Retype the material that follows, keeping every word as it is.
▬▬▬▬▬▬▬▬▬▬
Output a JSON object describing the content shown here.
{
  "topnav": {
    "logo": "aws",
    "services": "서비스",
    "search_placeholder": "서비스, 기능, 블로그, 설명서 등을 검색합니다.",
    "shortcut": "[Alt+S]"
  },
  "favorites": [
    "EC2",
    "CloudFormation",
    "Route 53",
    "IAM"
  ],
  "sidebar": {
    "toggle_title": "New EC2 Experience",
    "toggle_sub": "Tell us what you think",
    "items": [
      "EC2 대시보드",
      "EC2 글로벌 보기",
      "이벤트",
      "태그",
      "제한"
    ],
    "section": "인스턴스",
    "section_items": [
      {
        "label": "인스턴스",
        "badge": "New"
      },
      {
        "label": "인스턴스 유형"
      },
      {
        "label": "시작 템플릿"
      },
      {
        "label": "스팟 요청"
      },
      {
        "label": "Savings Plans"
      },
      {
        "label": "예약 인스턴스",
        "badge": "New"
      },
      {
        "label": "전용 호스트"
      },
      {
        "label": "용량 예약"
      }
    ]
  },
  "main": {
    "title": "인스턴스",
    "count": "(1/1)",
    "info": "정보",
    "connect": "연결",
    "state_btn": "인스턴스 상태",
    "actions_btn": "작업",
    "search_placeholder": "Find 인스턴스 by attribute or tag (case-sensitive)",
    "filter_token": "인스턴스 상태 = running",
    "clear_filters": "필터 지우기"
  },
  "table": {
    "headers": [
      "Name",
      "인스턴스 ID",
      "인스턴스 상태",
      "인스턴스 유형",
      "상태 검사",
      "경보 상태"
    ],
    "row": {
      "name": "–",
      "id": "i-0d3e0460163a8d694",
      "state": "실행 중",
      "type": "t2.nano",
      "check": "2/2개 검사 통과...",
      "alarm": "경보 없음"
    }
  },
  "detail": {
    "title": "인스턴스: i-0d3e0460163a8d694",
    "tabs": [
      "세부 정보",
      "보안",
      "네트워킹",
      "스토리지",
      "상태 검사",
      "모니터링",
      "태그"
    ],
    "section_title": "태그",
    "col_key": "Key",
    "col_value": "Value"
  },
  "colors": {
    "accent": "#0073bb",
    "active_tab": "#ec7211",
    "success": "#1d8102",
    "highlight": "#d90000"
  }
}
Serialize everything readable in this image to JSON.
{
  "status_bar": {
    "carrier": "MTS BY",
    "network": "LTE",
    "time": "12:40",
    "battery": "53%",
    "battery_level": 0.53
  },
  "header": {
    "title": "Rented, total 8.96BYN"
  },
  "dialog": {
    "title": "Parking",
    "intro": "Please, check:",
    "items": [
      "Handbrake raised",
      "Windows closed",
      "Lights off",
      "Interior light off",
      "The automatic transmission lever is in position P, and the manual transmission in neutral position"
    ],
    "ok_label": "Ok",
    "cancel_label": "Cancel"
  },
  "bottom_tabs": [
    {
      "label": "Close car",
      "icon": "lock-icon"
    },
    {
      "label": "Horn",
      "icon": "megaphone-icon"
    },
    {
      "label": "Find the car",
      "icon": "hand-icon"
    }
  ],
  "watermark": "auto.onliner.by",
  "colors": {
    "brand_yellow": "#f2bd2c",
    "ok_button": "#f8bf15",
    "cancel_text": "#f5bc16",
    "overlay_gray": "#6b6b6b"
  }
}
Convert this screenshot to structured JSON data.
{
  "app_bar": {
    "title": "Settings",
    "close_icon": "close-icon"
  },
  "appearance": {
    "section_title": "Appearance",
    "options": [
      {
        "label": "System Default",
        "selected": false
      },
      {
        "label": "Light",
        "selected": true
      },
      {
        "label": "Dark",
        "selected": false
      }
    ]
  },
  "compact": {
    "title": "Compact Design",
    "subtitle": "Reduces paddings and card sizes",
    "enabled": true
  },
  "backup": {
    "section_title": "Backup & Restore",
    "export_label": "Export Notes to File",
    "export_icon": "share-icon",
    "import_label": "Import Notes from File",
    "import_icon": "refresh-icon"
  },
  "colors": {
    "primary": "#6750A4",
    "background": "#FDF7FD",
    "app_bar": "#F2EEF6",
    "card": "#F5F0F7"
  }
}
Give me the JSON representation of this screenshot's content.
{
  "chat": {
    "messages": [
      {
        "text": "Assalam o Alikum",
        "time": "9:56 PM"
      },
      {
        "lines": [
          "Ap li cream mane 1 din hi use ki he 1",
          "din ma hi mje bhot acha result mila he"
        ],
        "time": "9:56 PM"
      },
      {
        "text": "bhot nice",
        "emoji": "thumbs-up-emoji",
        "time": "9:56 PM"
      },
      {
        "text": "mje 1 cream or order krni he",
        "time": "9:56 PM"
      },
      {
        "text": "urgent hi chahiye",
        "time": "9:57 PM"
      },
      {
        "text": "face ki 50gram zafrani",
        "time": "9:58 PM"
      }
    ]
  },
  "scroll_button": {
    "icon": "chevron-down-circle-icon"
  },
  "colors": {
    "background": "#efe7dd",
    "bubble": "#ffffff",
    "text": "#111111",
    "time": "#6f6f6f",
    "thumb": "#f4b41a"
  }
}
▬▬▬▬▬▬▬▬▬▬
Response below:
Output a JSON object describing the content shown here.
{
  "topnav": {
    "logo": "aws",
    "services": "서비스",
    "search_placeholder": "서비스, 기능, 블로그, 설명서 등을 검색합니다.",
    "shortcut": "[Alt+S]"
  },
  "favorites": [
    "EC2",
    "CloudFormation",
    "Route 53",
    "IAM"
  ],
  "sidebar": {
    "toggle_title": "New EC2 Experience",
    "toggle_sub": "Tell us what you think",
    "items": [
      "EC2 대시보드",
      "EC2 글로벌 보기",
      "이벤트",
      "태그",
      "제한"
    ],
    "section": "인스턴스",
    "section_items": [
      {
        "label": "인스턴스",
        "badge": "New"
      },
      {
        "label": "인스턴스 유형"
      },
      {
        "label": "시작 템플릿"
      },
      {
        "label": "스팟 요청"
      },
      {
        "label": "Savings Plans"
      },
      {
        "label": "예약 인스턴스",
        "badge": "New"
      },
      {
        "label": "전용 호스트"
      },
      {
        "label": "용량 예약"
      }
    ]
  },
  "main": {
    "title": "인스턴스",
    "count": "(1/1)",
    "info": "정보",
    "connect": "연결",
    "state_btn": "인스턴스 상태",
    "actions_btn": "작업",
    "search_placeholder": "Find 인스턴스 by attribute or tag (case-sensitive)",
    "filter_token": "인스턴스 상태 = running",
    "clear_filters": "필터 지우기"
  },
  "table": {
    "headers": [
      "Name",
      "인스턴스 ID",
      "인스턴스 상태",
      "인스턴스 유형",
      "상태 검사",
      "경보 상태"
    ],
    "row": {
      "name": "–",
      "id": "i-0d3e0460163a8d694",
      "state": "실행 중",
      "type": "t2.nano",
      "check": "2/2개 검사 통과...",
      "alarm": "경보 없음"
    }
  },
  "detail": {
    "title": "인스턴스: i-0d3e0460163a8d694",
    "tabs": [
      "세부 정보",
      "보안",
      "네트워킹",
      "스토리지",
      "상태 검사",
      "모니터링",
      "태그"
    ],
    "section_title": "태그",
    "col_key": "Key",
    "col_value": "Value"
  },
  "colors": {
    "accent": "#0073bb",
    "active_tab": "#ec7211",
    "success": "#1d8102",
    "highlight": "#d90000"
  }
}
Serialize everything readable in this image to JSON.
{
  "status_bar": {
    "carrier": "MTS BY",
    "network": "LTE",
    "time": "12:40",
    "battery": "53%",
    "battery_level": 0.53
  },
  "header": {
    "title": "Rented, total 8.96BYN"
  },
  "dialog": {
    "title": "Parking",
    "intro": "Please, check:",
    "items": [
      "Handbrake raised",
      "Windows closed",
      "Lights off",
      "Interior light off",
      "The automatic transmission lever is in position P, and the manual transmission in neutral position"
    ],
    "ok_label": "Ok",
    "cancel_label": "Cancel"
  },
  "bottom_tabs": [
    {
      "label": "Close car",
      "icon": "lock-icon"
    },
    {
      "label": "Horn",
      "icon": "megaphone-icon"
    },
    {
      "label": "Find the car",
      "icon": "hand-icon"
    }
  ],
  "watermark": "auto.onliner.by",
  "colors": {
    "brand_yellow": "#f2bd2c",
    "ok_button": "#f8bf15",
    "cancel_text": "#f5bc16",
    "overlay_gray": "#6b6b6b"
  }
}
Convert this screenshot to structured JSON data.
{
  "app_bar": {
    "title": "Settings",
    "close_icon": "close-icon"
  },
  "appearance": {
    "section_title": "Appearance",
    "options": [
      {
        "label": "System Default",
        "selected": false
      },
      {
        "label": "Light",
        "selected": true
      },
      {
        "label": "Dark",
        "selected": false
      }
    ]
  },
  "compact": {
    "title": "Compact Design",
    "subtitle": "Reduces paddings and card sizes",
    "enabled": true
  },
  "backup": {
    "section_title": "Backup & Restore",
    "export_label": "Export Notes to File",
    "export_icon": "share-icon",
    "import_label": "Import Notes from File",
    "import_icon": "refresh-icon"
  },
  "colors": {
    "primary": "#6750A4",
    "background": "#FDF7FD",
    "app_bar": "#F2EEF6",
    "card": "#F5F0F7"
  }
}
Give me the JSON representation of this screenshot's content.
{
  "chat": {
    "messages": [
      {
        "text": "Assalam o Alikum",
        "time": "9:56 PM"
      },
      {
        "lines": [
          "Ap li cream mane 1 din hi use ki he 1",
          "din ma hi mje bhot acha result mila he"
        ],
        "time": "9:56 PM"
      },
      {
        "text": "bhot nice",
        "emoji": "thumbs-up-emoji",
        "time": "9:56 PM"
      },
      {
        "text": "mje 1 cream or order krni he",
        "time": "9:56 PM"
      },
      {
        "text": "urgent hi chahiye",
        "time": "9:57 PM"
      },
      {
        "text": "face ki 50gram zafrani",
        "time": "9:58 PM"
      }
    ]
  },
  "scroll_button": {
    "icon": "chevron-down-circle-icon"
  },
  "colors": {
    "background": "#efe7dd",
    "bubble": "#ffffff",
    "text": "#111111",
    "time": "#6f6f6f",
    "thumb": "#f4b41a"
  }
}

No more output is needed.